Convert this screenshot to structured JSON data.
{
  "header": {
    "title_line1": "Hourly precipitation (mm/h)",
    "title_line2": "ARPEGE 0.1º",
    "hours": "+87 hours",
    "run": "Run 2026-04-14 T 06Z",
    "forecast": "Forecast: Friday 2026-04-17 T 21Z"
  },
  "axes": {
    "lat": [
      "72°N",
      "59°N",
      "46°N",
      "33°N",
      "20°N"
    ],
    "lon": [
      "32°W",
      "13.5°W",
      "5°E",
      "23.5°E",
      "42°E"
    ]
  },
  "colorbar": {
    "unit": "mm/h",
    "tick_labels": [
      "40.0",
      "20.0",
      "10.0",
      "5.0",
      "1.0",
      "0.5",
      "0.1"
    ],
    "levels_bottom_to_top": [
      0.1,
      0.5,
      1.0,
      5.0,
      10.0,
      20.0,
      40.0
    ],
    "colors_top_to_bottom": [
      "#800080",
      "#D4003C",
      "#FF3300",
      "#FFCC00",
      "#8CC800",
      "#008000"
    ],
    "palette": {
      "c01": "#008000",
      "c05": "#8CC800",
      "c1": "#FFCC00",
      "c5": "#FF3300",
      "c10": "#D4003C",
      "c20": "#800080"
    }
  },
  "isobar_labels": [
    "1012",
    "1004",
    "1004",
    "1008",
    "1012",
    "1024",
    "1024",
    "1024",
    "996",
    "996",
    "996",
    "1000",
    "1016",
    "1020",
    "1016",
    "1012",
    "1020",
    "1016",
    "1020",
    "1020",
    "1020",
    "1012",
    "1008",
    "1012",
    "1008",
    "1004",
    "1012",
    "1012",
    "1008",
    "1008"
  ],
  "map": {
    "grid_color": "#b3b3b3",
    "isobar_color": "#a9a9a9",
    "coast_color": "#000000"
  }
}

**WHAT YOU WILL DO:**
Write out the data again, exactly and in full.

**PROBLEM SOLUTION:**
Convert this screenshot to structured JSON data.
{
  "header": {
    "title_line1": "Hourly precipitation (mm/h)",
    "title_line2": "ARPEGE 0.1º",
    "hours": "+87 hours",
    "run": "Run 2026-04-14 T 06Z",
    "forecast": "Forecast: Friday 2026-04-17 T 21Z"
  },
  "axes": {
    "lat": [
      "72°N",
      "59°N",
      "46°N",
      "33°N",
      "20°N"
    ],
    "lon": [
      "32°W",
      "13.5°W",
      "5°E",
      "23.5°E",
      "42°E"
    ]
  },
  "colorbar": {
    "unit": "mm/h",
    "tick_labels": [
      "40.0",
      "20.0",
      "10.0",
      "5.0",
      "1.0",
      "0.5",
      "0.1"
    ],
    "levels_bottom_to_top": [
      0.1,
      0.5,
      1.0,
      5.0,
      10.0,
      20.0,
      40.0
    ],
    "colors_top_to_bottom": [
      "#800080",
      "#D4003C",
      "#FF3300",
      "#FFCC00",
      "#8CC800",
      "#008000"
    ],
    "palette": {
      "c01": "#008000",
      "c05": "#8CC800",
      "c1": "#FFCC00",
      "c5": "#FF3300",
      "c10": "#D4003C",
      "c20": "#800080"
    }
  },
  "isobar_labels": [
    "1012",
    "1004",
    "1004",
    "1008",
    "1012",
    "1024",
    "1024",
    "1024",
    "996",
    "996",
    "996",
    "1000",
    "1016",
    "1020",
    "1016",
    "1012",
    "1020",
    "1016",
    "1020",
    "1020",
    "1020",
    "1012",
    "1008",
    "1012",
    "1008",
    "1004",
    "1012",
    "1012",
    "1008",
    "1008"
  ],
  "map": {
    "grid_color": "#b3b3b3",
    "isobar_color": "#a9a9a9",
    "coast_color": "#000000"
  }
}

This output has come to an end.